Write out all the lines again, precisely as they stand, but without the images.

____ Material to process

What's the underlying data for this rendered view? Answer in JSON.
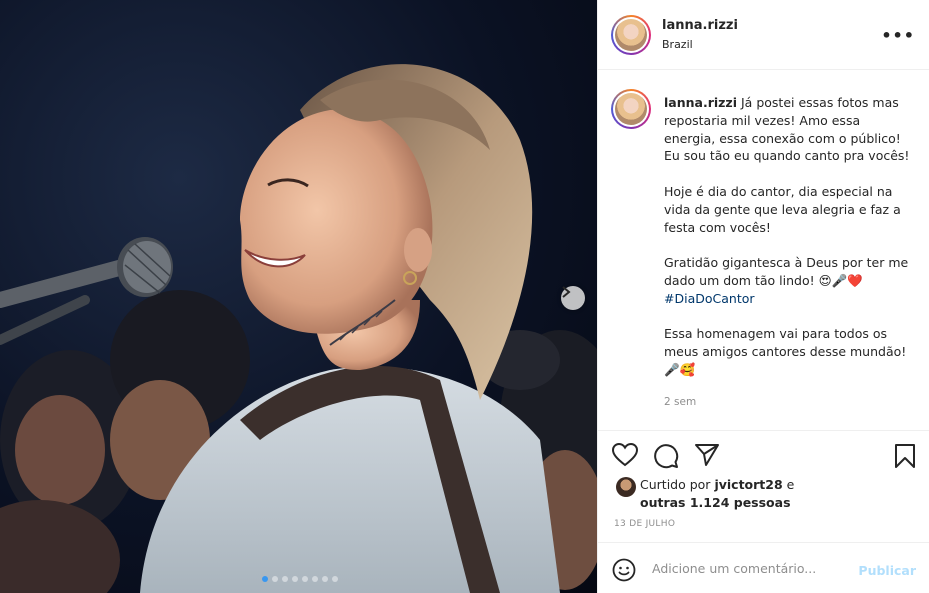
{
  "post": {
    "username": "lanna.rizzi",
    "location": "Brazil",
    "caption_paragraphs": [
      "Já postei essas fotos mas repostaria mil vezes! Amo essa energia, essa conexão com o público! Eu sou tão eu quando canto pra vocês!",
      "Hoje é dia do cantor, dia especial na vida da gente que leva alegria e faz a festa com vocês!",
      "Gratidão gigantesca à Deus por ter me dado um dom tão lindo! 😍🎤❤️",
      "Essa homenagem vai para todos os meus amigos cantores desse mundão! 🎤🥰"
    ],
    "hashtag": "#DiaDoCantor",
    "time_ago": "2 sem",
    "liked_by_prefix": "Curtido por",
    "liked_by_user": "jvictort28",
    "liked_by_and": "e",
    "liked_by_others": "outras 1.124 pessoas",
    "date": "13 DE JULHO",
    "more_label": "•••"
  },
  "comment_box": {
    "placeholder": "Adicione um comentário...",
    "post_label": "Publicar"
  },
  "carousel": {
    "total": 8,
    "active_index": 0
  },
  "icons": {
    "like": "heart-icon",
    "comment": "comment-icon",
    "share": "share-icon",
    "save": "bookmark-icon",
    "emoji": "smiley-icon",
    "next": "chevron-right-icon"
  },
  "colors": {
    "accent_link": "#00376b",
    "post_button_disabled": "#b2dffc",
    "active_dot": "#3897f0"
  }
}
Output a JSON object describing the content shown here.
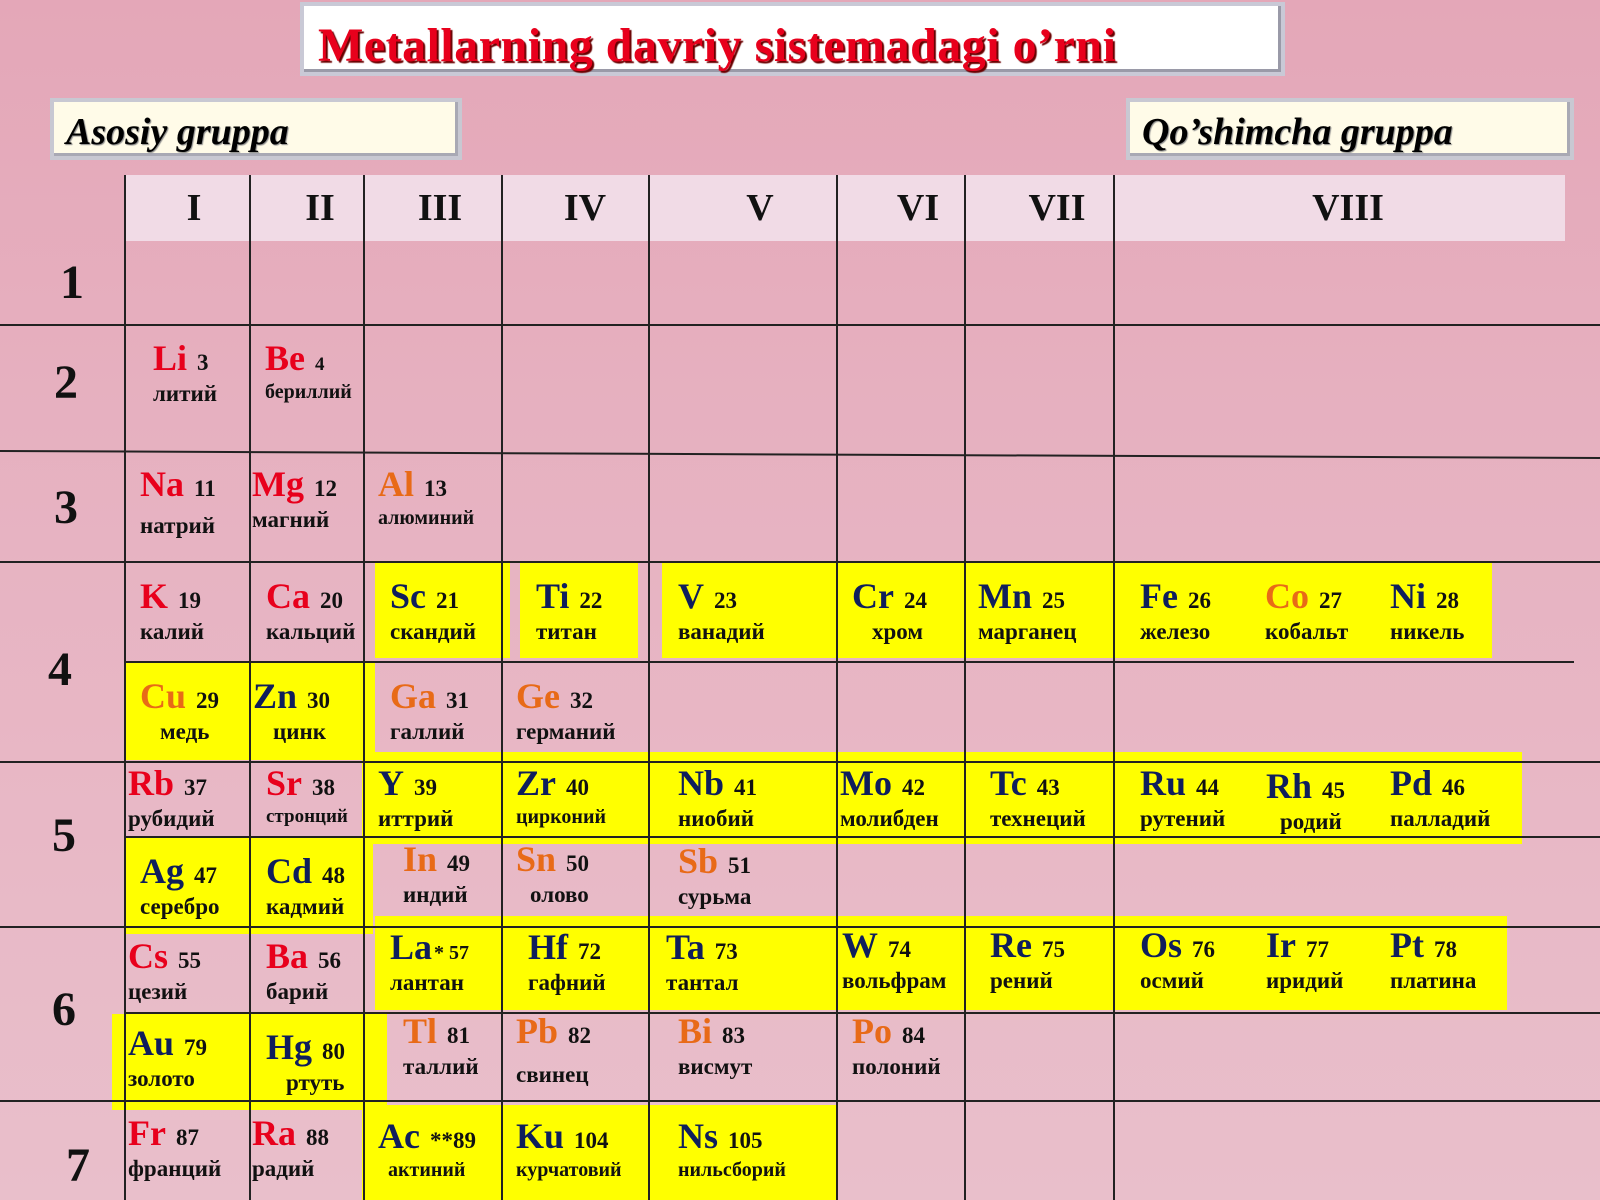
{
  "title": "Metallarning  davriy  sistemadagi  o’rni",
  "label_main": "Asosiy gruppa",
  "label_sub": "Qo’shimcha gruppa",
  "groups": [
    "I",
    "II",
    "III",
    "IV",
    "V",
    "VI",
    "VII",
    "VIII"
  ],
  "periods": [
    "1",
    "2",
    "3",
    "4",
    "5",
    "6",
    "7"
  ],
  "colors": {
    "red": "#e8001c",
    "orange": "#e86a17",
    "blue": "#0f1e5c",
    "highlight": "#ffff00"
  },
  "elements": {
    "Li": {
      "symbol": "Li",
      "number": "3",
      "name": "литий"
    },
    "Be": {
      "symbol": "Be",
      "number": "4",
      "name": "бериллий"
    },
    "Na": {
      "symbol": "Na",
      "number": "11",
      "name": "натрий"
    },
    "Mg": {
      "symbol": "Mg",
      "number": "12",
      "name": "магний"
    },
    "Al": {
      "symbol": "Al",
      "number": "13",
      "name": "алюминий"
    },
    "K": {
      "symbol": "K",
      "number": "19",
      "name": "калий"
    },
    "Ca": {
      "symbol": "Ca",
      "number": "20",
      "name": "кальций"
    },
    "Sc": {
      "symbol": "Sc",
      "number": "21",
      "name": "скандий"
    },
    "Ti": {
      "symbol": "Ti",
      "number": "22",
      "name": "титан"
    },
    "V": {
      "symbol": "V",
      "number": "23",
      "name": "ванадий"
    },
    "Cr": {
      "symbol": "Cr",
      "number": "24",
      "name": "хром"
    },
    "Mn": {
      "symbol": "Mn",
      "number": "25",
      "name": "марганец"
    },
    "Fe": {
      "symbol": "Fe",
      "number": "26",
      "name": "железо"
    },
    "Co": {
      "symbol": "Co",
      "number": "27",
      "name": "кобальт"
    },
    "Ni": {
      "symbol": "Ni",
      "number": "28",
      "name": "никель"
    },
    "Cu": {
      "symbol": "Cu",
      "number": "29",
      "name": "медь"
    },
    "Zn": {
      "symbol": "Zn",
      "number": "30",
      "name": "цинк"
    },
    "Ga": {
      "symbol": "Ga",
      "number": "31",
      "name": "галлий"
    },
    "Ge": {
      "symbol": "Ge",
      "number": "32",
      "name": "германий"
    },
    "Rb": {
      "symbol": "Rb",
      "number": "37",
      "name": "рубидий"
    },
    "Sr": {
      "symbol": "Sr",
      "number": "38",
      "name": "стронций"
    },
    "Y": {
      "symbol": "Y",
      "number": "39",
      "name": "иттрий"
    },
    "Zr": {
      "symbol": "Zr",
      "number": "40",
      "name": "цирконий"
    },
    "Nb": {
      "symbol": "Nb",
      "number": "41",
      "name": "ниобий"
    },
    "Mo": {
      "symbol": "Mo",
      "number": "42",
      "name": "молибден"
    },
    "Tc": {
      "symbol": "Tc",
      "number": "43",
      "name": "технеций"
    },
    "Ru": {
      "symbol": "Ru",
      "number": "44",
      "name": "рутений"
    },
    "Rh": {
      "symbol": "Rh",
      "number": "45",
      "name": "родий"
    },
    "Pd": {
      "symbol": "Pd",
      "number": "46",
      "name": "палладий"
    },
    "Ag": {
      "symbol": "Ag",
      "number": "47",
      "name": "серебро"
    },
    "Cd": {
      "symbol": "Cd",
      "number": "48",
      "name": "кадмий"
    },
    "In": {
      "symbol": "In",
      "number": "49",
      "name": "индий"
    },
    "Sn": {
      "symbol": "Sn",
      "number": "50",
      "name": "олово"
    },
    "Sb": {
      "symbol": "Sb",
      "number": "51",
      "name": "сурьма"
    },
    "Cs": {
      "symbol": "Cs",
      "number": "55",
      "name": "цезий"
    },
    "Ba": {
      "symbol": "Ba",
      "number": "56",
      "name": "барий"
    },
    "La": {
      "symbol": "La",
      "number": "* 57",
      "name": "лантан"
    },
    "Hf": {
      "symbol": "Hf",
      "number": "72",
      "name": "гафний"
    },
    "Ta": {
      "symbol": "Ta",
      "number": "73",
      "name": "тантал"
    },
    "W": {
      "symbol": "W",
      "number": "74",
      "name": "вольфрам"
    },
    "Re": {
      "symbol": "Re",
      "number": "75",
      "name": "рений"
    },
    "Os": {
      "symbol": "Os",
      "number": "76",
      "name": "осмий"
    },
    "Ir": {
      "symbol": "Ir",
      "number": "77",
      "name": "иридий"
    },
    "Pt": {
      "symbol": "Pt",
      "number": "78",
      "name": "платина"
    },
    "Au": {
      "symbol": "Au",
      "number": "79",
      "name": "золото"
    },
    "Hg": {
      "symbol": "Hg",
      "number": "80",
      "name": "ртуть"
    },
    "Tl": {
      "symbol": "Tl",
      "number": "81",
      "name": "таллий"
    },
    "Pb": {
      "symbol": "Pb",
      "number": "82",
      "name": "свинец"
    },
    "Bi": {
      "symbol": "Bi",
      "number": "83",
      "name": "висмут"
    },
    "Po": {
      "symbol": "Po",
      "number": "84",
      "name": "полоний"
    },
    "Fr": {
      "symbol": "Fr",
      "number": "87",
      "name": "франций"
    },
    "Ra": {
      "symbol": "Ra",
      "number": "88",
      "name": "радий"
    },
    "Ac": {
      "symbol": "Ac",
      "number": "**89",
      "name": "актиний"
    },
    "Ku": {
      "symbol": "Ku",
      "number": "104",
      "name": "курчатовий"
    },
    "Ns": {
      "symbol": "Ns",
      "number": "105",
      "name": "нильсборий"
    }
  }
}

________

Correct answer:
What's the underlying data for this rendered view? Answer in JSON.
{
  "post": {
    "username": "lanna.rizzi",
    "location": "Brazil",
    "caption_paragraphs": [
      "Já postei essas fotos mas repostaria mil vezes! Amo essa energia, essa conexão com o público! Eu sou tão eu quando canto pra vocês!",
      "Hoje é dia do cantor, dia especial na vida da gente que leva alegria e faz a festa com vocês!",
      "Gratidão gigantesca à Deus por ter me dado um dom tão lindo! 😍🎤❤️",
      "Essa homenagem vai para todos os meus amigos cantores desse mundão! 🎤🥰"
    ],
    "hashtag": "#DiaDoCantor",
    "time_ago": "2 sem",
    "liked_by_prefix": "Curtido por",
    "liked_by_user": "jvictort28",
    "liked_by_and": "e",
    "liked_by_others": "outras 1.124 pessoas",
    "date": "13 DE JULHO",
    "more_label": "•••"
  },
  "comment_box": {
    "placeholder": "Adicione um comentário...",
    "post_label": "Publicar"
  },
  "carousel": {
    "total": 8,
    "active_index": 0
  },
  "icons": {
    "like": "heart-icon",
    "comment": "comment-icon",
    "share": "share-icon",
    "save": "bookmark-icon",
    "emoji": "smiley-icon",
    "next": "chevron-right-icon"
  },
  "colors": {
    "accent_link": "#00376b",
    "post_button_disabled": "#b2dffc",
    "active_dot": "#3897f0"
  }
}
Output a JSON object describing the content shown here.
{
  "title": "Metallarning  davriy  sistemadagi  o’rni",
  "label_main": "Asosiy gruppa",
  "label_sub": "Qo’shimcha gruppa",
  "groups": [
    "I",
    "II",
    "III",
    "IV",
    "V",
    "VI",
    "VII",
    "VIII"
  ],
  "periods": [
    "1",
    "2",
    "3",
    "4",
    "5",
    "6",
    "7"
  ],
  "colors": {
    "red": "#e8001c",
    "orange": "#e86a17",
    "blue": "#0f1e5c",
    "highlight": "#ffff00"
  },
  "elements": {
    "Li": {
      "symbol": "Li",
      "number": "3",
      "name": "литий"
    },
    "Be": {
      "symbol": "Be",
      "number": "4",
      "name": "бериллий"
    },
    "Na": {
      "symbol": "Na",
      "number": "11",
      "name": "натрий"
    },
    "Mg": {
      "symbol": "Mg",
      "number": "12",
      "name": "магний"
    },
    "Al": {
      "symbol": "Al",
      "number": "13",
      "name": "алюминий"
    },
    "K": {
      "symbol": "K",
      "number": "19",
      "name": "калий"
    },
    "Ca": {
      "symbol": "Ca",
      "number": "20",
      "name": "кальций"
    },
    "Sc": {
      "symbol": "Sc",
      "number": "21",
      "name": "скандий"
    },
    "Ti": {
      "symbol": "Ti",
      "number": "22",
      "name": "титан"
    },
    "V": {
      "symbol": "V",
      "number": "23",
      "name": "ванадий"
    },
    "Cr": {
      "symbol": "Cr",
      "number": "24",
      "name": "хром"
    },
    "Mn": {
      "symbol": "Mn",
      "number": "25",
      "name": "марганец"
    },
    "Fe": {
      "symbol": "Fe",
      "number": "26",
      "name": "железо"
    },
    "Co": {
      "symbol": "Co",
      "number": "27",
      "name": "кобальт"
    },
    "Ni": {
      "symbol": "Ni",
      "number": "28",
      "name": "никель"
    },
    "Cu": {
      "symbol": "Cu",
      "number": "29",
      "name": "медь"
    },
    "Zn": {
      "symbol": "Zn",
      "number": "30",
      "name": "цинк"
    },
    "Ga": {
      "symbol": "Ga",
      "number": "31",
      "name": "галлий"
    },
    "Ge": {
      "symbol": "Ge",
      "number": "32",
      "name": "германий"
    },
    "Rb": {
      "symbol": "Rb",
      "number": "37",
      "name": "рубидий"
    },
    "Sr": {
      "symbol": "Sr",
      "number": "38",
      "name": "стронций"
    },
    "Y": {
      "symbol": "Y",
      "number": "39",
      "name": "иттрий"
    },
    "Zr": {
      "symbol": "Zr",
      "number": "40",
      "name": "цирконий"
    },
    "Nb": {
      "symbol": "Nb",
      "number": "41",
      "name": "ниобий"
    },
    "Mo": {
      "symbol": "Mo",
      "number": "42",
      "name": "молибден"
    },
    "Tc": {
      "symbol": "Tc",
      "number": "43",
      "name": "технеций"
    },
    "Ru": {
      "symbol": "Ru",
      "number": "44",
      "name": "рутений"
    },
    "Rh": {
      "symbol": "Rh",
      "number": "45",
      "name": "родий"
    },
    "Pd": {
      "symbol": "Pd",
      "number": "46",
      "name": "палладий"
    },
    "Ag": {
      "symbol": "Ag",
      "number": "47",
      "name": "серебро"
    },
    "Cd": {
      "symbol": "Cd",
      "number": "48",
      "name": "кадмий"
    },
    "In": {
      "symbol": "In",
      "number": "49",
      "name": "индий"
    },
    "Sn": {
      "symbol": "Sn",
      "number": "50",
      "name": "олово"
    },
    "Sb": {
      "symbol": "Sb",
      "number": "51",
      "name": "сурьма"
    },
    "Cs": {
      "symbol": "Cs",
      "number": "55",
      "name": "цезий"
    },
    "Ba": {
      "symbol": "Ba",
      "number": "56",
      "name": "барий"
    },
    "La": {
      "symbol": "La",
      "number": "* 57",
      "name": "лантан"
    },
    "Hf": {
      "symbol": "Hf",
      "number": "72",
      "name": "гафний"
    },
    "Ta": {
      "symbol": "Ta",
      "number": "73",
      "name": "тантал"
    },
    "W": {
      "symbol": "W",
      "number": "74",
      "name": "вольфрам"
    },
    "Re": {
      "symbol": "Re",
      "number": "75",
      "name": "рений"
    },
    "Os": {
      "symbol": "Os",
      "number": "76",
      "name": "осмий"
    },
    "Ir": {
      "symbol": "Ir",
      "number": "77",
      "name": "иридий"
    },
    "Pt": {
      "symbol": "Pt",
      "number": "78",
      "name": "платина"
    },
    "Au": {
      "symbol": "Au",
      "number": "79",
      "name": "золото"
    },
    "Hg": {
      "symbol": "Hg",
      "number": "80",
      "name": "ртуть"
    },
    "Tl": {
      "symbol": "Tl",
      "number": "81",
      "name": "таллий"
    },
    "Pb": {
      "symbol": "Pb",
      "number": "82",
      "name": "свинец"
    },
    "Bi": {
      "symbol": "Bi",
      "number": "83",
      "name": "висмут"
    },
    "Po": {
      "symbol": "Po",
      "number": "84",
      "name": "полоний"
    },
    "Fr": {
      "symbol": "Fr",
      "number": "87",
      "name": "франций"
    },
    "Ra": {
      "symbol": "Ra",
      "number": "88",
      "name": "радий"
    },
    "Ac": {
      "symbol": "Ac",
      "number": "**89",
      "name": "актиний"
    },
    "Ku": {
      "symbol": "Ku",
      "number": "104",
      "name": "курчатовий"
    },
    "Ns": {
      "symbol": "Ns",
      "number": "105",
      "name": "нильсборий"
    }
  }
}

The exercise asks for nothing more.